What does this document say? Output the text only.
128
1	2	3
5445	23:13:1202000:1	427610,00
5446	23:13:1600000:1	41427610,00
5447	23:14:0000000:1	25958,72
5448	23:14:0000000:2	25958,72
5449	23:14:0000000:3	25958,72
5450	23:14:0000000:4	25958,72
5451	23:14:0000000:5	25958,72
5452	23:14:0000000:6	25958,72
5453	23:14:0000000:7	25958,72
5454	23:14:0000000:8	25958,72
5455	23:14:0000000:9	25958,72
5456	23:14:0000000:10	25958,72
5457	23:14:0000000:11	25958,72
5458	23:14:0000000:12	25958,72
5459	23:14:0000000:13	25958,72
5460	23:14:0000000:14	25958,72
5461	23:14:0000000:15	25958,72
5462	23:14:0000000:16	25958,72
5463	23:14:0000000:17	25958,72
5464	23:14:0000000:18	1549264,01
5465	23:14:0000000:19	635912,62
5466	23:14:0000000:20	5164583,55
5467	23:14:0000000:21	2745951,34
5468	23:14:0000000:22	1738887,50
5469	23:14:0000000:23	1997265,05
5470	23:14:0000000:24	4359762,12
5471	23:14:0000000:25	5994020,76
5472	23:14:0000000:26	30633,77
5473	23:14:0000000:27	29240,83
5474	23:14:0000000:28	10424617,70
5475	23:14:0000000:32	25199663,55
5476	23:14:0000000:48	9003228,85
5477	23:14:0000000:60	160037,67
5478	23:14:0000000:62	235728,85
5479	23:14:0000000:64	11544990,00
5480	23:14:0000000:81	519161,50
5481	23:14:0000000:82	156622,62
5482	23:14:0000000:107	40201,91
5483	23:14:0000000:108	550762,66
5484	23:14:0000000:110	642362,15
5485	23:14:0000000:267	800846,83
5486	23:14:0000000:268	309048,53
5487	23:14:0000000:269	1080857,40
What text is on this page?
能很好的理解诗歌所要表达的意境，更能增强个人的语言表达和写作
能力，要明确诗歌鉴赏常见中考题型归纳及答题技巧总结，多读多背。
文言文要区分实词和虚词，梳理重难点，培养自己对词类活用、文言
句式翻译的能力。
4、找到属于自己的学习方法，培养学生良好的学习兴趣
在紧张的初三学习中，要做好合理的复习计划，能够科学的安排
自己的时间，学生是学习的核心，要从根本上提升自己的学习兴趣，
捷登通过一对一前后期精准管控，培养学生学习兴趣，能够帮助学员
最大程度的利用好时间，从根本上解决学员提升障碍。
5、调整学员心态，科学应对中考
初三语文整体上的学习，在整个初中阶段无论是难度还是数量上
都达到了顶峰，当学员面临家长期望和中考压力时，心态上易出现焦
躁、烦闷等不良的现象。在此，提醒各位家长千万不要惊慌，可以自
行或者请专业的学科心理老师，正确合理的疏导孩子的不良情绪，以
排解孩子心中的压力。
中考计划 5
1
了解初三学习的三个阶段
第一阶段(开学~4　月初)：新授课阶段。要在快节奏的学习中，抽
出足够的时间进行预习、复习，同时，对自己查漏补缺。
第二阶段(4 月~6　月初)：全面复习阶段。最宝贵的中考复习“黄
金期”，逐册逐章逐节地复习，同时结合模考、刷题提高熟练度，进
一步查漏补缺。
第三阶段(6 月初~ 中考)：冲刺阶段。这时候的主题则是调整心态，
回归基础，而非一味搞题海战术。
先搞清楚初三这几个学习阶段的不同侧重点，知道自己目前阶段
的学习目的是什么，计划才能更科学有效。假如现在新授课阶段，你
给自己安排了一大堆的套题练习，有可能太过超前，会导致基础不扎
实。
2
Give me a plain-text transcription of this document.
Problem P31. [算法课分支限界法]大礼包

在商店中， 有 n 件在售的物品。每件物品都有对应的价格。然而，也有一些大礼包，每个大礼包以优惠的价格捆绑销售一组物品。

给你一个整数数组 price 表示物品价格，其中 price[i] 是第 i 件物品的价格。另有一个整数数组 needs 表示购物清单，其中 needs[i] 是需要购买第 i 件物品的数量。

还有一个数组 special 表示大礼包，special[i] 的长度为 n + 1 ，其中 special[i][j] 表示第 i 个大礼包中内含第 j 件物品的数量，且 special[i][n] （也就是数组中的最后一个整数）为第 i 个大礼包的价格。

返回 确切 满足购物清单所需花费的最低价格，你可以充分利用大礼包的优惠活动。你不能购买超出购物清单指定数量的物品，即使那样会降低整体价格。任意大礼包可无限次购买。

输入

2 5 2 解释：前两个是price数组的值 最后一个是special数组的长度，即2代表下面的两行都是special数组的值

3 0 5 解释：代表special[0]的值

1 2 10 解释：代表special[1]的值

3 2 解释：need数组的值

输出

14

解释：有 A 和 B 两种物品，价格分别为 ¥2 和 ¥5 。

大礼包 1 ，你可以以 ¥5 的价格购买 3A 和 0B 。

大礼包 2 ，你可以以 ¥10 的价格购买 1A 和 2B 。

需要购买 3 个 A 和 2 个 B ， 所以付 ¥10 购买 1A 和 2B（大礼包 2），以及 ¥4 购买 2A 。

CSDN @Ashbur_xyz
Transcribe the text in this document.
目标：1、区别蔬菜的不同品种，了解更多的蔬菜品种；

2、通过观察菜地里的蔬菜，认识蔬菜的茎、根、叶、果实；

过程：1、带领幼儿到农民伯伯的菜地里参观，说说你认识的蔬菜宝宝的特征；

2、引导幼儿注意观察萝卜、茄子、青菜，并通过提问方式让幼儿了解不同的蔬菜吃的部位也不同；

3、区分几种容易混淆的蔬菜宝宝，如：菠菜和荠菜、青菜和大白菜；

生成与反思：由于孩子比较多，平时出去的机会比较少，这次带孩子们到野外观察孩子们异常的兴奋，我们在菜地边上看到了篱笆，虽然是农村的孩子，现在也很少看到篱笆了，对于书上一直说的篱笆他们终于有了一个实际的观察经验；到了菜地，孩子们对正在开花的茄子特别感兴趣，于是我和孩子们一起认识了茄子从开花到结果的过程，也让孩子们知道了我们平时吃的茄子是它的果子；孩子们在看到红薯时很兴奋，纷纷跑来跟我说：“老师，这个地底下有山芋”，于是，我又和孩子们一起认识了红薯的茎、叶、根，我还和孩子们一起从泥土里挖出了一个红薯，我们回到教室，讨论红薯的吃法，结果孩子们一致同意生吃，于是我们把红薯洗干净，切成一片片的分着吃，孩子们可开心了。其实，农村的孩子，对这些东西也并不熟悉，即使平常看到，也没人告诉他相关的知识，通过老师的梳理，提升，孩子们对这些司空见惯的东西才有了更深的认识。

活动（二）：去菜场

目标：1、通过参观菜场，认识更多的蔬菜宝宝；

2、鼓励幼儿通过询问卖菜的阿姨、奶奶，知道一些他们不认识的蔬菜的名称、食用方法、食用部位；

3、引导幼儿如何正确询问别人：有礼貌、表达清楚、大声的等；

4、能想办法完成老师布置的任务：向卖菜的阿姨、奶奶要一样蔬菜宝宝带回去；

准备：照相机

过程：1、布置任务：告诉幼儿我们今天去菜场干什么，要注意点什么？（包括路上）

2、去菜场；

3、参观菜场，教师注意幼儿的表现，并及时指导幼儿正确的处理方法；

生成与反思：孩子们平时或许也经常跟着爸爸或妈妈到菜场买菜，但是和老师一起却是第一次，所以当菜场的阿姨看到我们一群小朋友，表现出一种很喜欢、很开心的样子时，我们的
+++
[Instruction] Your task is to repeat the data exactly, with nothing left out.

[Answer to this exercise]
What does this document say? Output the text only.
128
1	2	3
5445	23:13:1202000:1	427610,00
5446	23:13:1600000:1	41427610,00
5447	23:14:0000000:1	25958,72
5448	23:14:0000000:2	25958,72
5449	23:14:0000000:3	25958,72
5450	23:14:0000000:4	25958,72
5451	23:14:0000000:5	25958,72
5452	23:14:0000000:6	25958,72
5453	23:14:0000000:7	25958,72
5454	23:14:0000000:8	25958,72
5455	23:14:0000000:9	25958,72
5456	23:14:0000000:10	25958,72
5457	23:14:0000000:11	25958,72
5458	23:14:0000000:12	25958,72
5459	23:14:0000000:13	25958,72
5460	23:14:0000000:14	25958,72
5461	23:14:0000000:15	25958,72
5462	23:14:0000000:16	25958,72
5463	23:14:0000000:17	25958,72
5464	23:14:0000000:18	1549264,01
5465	23:14:0000000:19	635912,62
5466	23:14:0000000:20	5164583,55
5467	23:14:0000000:21	2745951,34
5468	23:14:0000000:22	1738887,50
5469	23:14:0000000:23	1997265,05
5470	23:14:0000000:24	4359762,12
5471	23:14:0000000:25	5994020,76
5472	23:14:0000000:26	30633,77
5473	23:14:0000000:27	29240,83
5474	23:14:0000000:28	10424617,70
5475	23:14:0000000:32	25199663,55
5476	23:14:0000000:48	9003228,85
5477	23:14:0000000:60	160037,67
5478	23:14:0000000:62	235728,85
5479	23:14:0000000:64	11544990,00
5480	23:14:0000000:81	519161,50
5481	23:14:0000000:82	156622,62
5482	23:14:0000000:107	40201,91
5483	23:14:0000000:108	550762,66
5484	23:14:0000000:110	642362,15
5485	23:14:0000000:267	800846,83
5486	23:14:0000000:268	309048,53
5487	23:14:0000000:269	1080857,40
What text is on this page?
能很好的理解诗歌所要表达的意境，更能增强个人的语言表达和写作
能力，要明确诗歌鉴赏常见中考题型归纳及答题技巧总结，多读多背。
文言文要区分实词和虚词，梳理重难点，培养自己对词类活用、文言
句式翻译的能力。
4、找到属于自己的学习方法，培养学生良好的学习兴趣
在紧张的初三学习中，要做好合理的复习计划，能够科学的安排
自己的时间，学生是学习的核心，要从根本上提升自己的学习兴趣，
捷登通过一对一前后期精准管控，培养学生学习兴趣，能够帮助学员
最大程度的利用好时间，从根本上解决学员提升障碍。
5、调整学员心态，科学应对中考
初三语文整体上的学习，在整个初中阶段无论是难度还是数量上
都达到了顶峰，当学员面临家长期望和中考压力时，心态上易出现焦
躁、烦闷等不良的现象。在此，提醒各位家长千万不要惊慌，可以自
行或者请专业的学科心理老师，正确合理的疏导孩子的不良情绪，以
排解孩子心中的压力。
中考计划 5
1
了解初三学习的三个阶段
第一阶段(开学~4　月初)：新授课阶段。要在快节奏的学习中，抽
出足够的时间进行预习、复习，同时，对自己查漏补缺。
第二阶段(4 月~6　月初)：全面复习阶段。最宝贵的中考复习“黄
金期”，逐册逐章逐节地复习，同时结合模考、刷题提高熟练度，进
一步查漏补缺。
第三阶段(6 月初~ 中考)：冲刺阶段。这时候的主题则是调整心态，
回归基础，而非一味搞题海战术。
先搞清楚初三这几个学习阶段的不同侧重点，知道自己目前阶段
的学习目的是什么，计划才能更科学有效。假如现在新授课阶段，你
给自己安排了一大堆的套题练习，有可能太过超前，会导致基础不扎
实。
2
Give me a plain-text transcription of this document.
Problem P31. [算法课分支限界法]大礼包

在商店中， 有 n 件在售的物品。每件物品都有对应的价格。然而，也有一些大礼包，每个大礼包以优惠的价格捆绑销售一组物品。

给你一个整数数组 price 表示物品价格，其中 price[i] 是第 i 件物品的价格。另有一个整数数组 needs 表示购物清单，其中 needs[i] 是需要购买第 i 件物品的数量。

还有一个数组 special 表示大礼包，special[i] 的长度为 n + 1 ，其中 special[i][j] 表示第 i 个大礼包中内含第 j 件物品的数量，且 special[i][n] （也就是数组中的最后一个整数）为第 i 个大礼包的价格。

返回 确切 满足购物清单所需花费的最低价格，你可以充分利用大礼包的优惠活动。你不能购买超出购物清单指定数量的物品，即使那样会降低整体价格。任意大礼包可无限次购买。

输入

2 5 2 解释：前两个是price数组的值 最后一个是special数组的长度，即2代表下面的两行都是special数组的值

3 0 5 解释：代表special[0]的值

1 2 10 解释：代表special[1]的值

3 2 解释：need数组的值

输出

14

解释：有 A 和 B 两种物品，价格分别为 ¥2 和 ¥5 。

大礼包 1 ，你可以以 ¥5 的价格购买 3A 和 0B 。

大礼包 2 ，你可以以 ¥10 的价格购买 1A 和 2B 。

需要购买 3 个 A 和 2 个 B ， 所以付 ¥10 购买 1A 和 2B（大礼包 2），以及 ¥4 购买 2A 。

CSDN @Ashbur_xyz
Transcribe the text in this document.
目标：1、区别蔬菜的不同品种，了解更多的蔬菜品种；

2、通过观察菜地里的蔬菜，认识蔬菜的茎、根、叶、果实；

过程：1、带领幼儿到农民伯伯的菜地里参观，说说你认识的蔬菜宝宝的特征；

2、引导幼儿注意观察萝卜、茄子、青菜，并通过提问方式让幼儿了解不同的蔬菜吃的部位也不同；

3、区分几种容易混淆的蔬菜宝宝，如：菠菜和荠菜、青菜和大白菜；

生成与反思：由于孩子比较多，平时出去的机会比较少，这次带孩子们到野外观察孩子们异常的兴奋，我们在菜地边上看到了篱笆，虽然是农村的孩子，现在也很少看到篱笆了，对于书上一直说的篱笆他们终于有了一个实际的观察经验；到了菜地，孩子们对正在开花的茄子特别感兴趣，于是我和孩子们一起认识了茄子从开花到结果的过程，也让孩子们知道了我们平时吃的茄子是它的果子；孩子们在看到红薯时很兴奋，纷纷跑来跟我说：“老师，这个地底下有山芋”，于是，我又和孩子们一起认识了红薯的茎、叶、根，我还和孩子们一起从泥土里挖出了一个红薯，我们回到教室，讨论红薯的吃法，结果孩子们一致同意生吃，于是我们把红薯洗干净，切成一片片的分着吃，孩子们可开心了。其实，农村的孩子，对这些东西也并不熟悉，即使平常看到，也没人告诉他相关的知识，通过老师的梳理，提升，孩子们对这些司空见惯的东西才有了更深的认识。

活动（二）：去菜场

目标：1、通过参观菜场，认识更多的蔬菜宝宝；

2、鼓励幼儿通过询问卖菜的阿姨、奶奶，知道一些他们不认识的蔬菜的名称、食用方法、食用部位；

3、引导幼儿如何正确询问别人：有礼貌、表达清楚、大声的等；

4、能想办法完成老师布置的任务：向卖菜的阿姨、奶奶要一样蔬菜宝宝带回去；

准备：照相机

过程：1、布置任务：告诉幼儿我们今天去菜场干什么，要注意点什么？（包括路上）

2、去菜场；

3、参观菜场，教师注意幼儿的表现，并及时指导幼儿正确的处理方法；

生成与反思：孩子们平时或许也经常跟着爸爸或妈妈到菜场买菜，但是和老师一起却是第一次，所以当菜场的阿姨看到我们一群小朋友，表现出一种很喜欢、很开心的样子时，我们的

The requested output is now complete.